Part of a data file
.....

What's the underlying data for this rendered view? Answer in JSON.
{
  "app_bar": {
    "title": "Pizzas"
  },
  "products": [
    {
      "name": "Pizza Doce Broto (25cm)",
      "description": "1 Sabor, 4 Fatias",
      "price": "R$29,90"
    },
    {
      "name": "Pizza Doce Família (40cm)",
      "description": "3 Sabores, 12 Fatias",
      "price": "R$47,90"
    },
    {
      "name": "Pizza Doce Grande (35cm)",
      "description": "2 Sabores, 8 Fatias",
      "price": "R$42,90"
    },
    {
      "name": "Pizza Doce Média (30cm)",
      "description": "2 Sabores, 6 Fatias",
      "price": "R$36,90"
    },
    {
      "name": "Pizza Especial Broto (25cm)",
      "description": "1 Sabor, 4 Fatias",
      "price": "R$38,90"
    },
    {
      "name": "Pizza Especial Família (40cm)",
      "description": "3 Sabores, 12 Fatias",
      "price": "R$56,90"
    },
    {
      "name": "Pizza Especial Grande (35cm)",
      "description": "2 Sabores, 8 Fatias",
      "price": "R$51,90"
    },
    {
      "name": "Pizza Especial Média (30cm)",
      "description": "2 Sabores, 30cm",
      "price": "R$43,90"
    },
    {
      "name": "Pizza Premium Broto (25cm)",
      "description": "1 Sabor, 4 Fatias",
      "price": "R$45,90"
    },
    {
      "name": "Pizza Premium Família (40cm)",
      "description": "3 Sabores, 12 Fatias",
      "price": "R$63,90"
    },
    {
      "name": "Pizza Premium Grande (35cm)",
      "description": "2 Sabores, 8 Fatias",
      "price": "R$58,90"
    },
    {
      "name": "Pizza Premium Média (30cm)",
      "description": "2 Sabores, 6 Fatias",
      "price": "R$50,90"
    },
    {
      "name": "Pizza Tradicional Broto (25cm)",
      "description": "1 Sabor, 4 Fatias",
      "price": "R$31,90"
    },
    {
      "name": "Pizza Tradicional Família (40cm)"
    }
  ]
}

.....

### Work required
Show every line from the listing above in which the string "Especial" appears.

### Output for this task
      "name": "Pizza Especial Broto (25cm)",
      "name": "Pizza Especial Família (40cm)",
      "name": "Pizza Especial Grande (35cm)",
      "name": "Pizza Especial Média (30cm)",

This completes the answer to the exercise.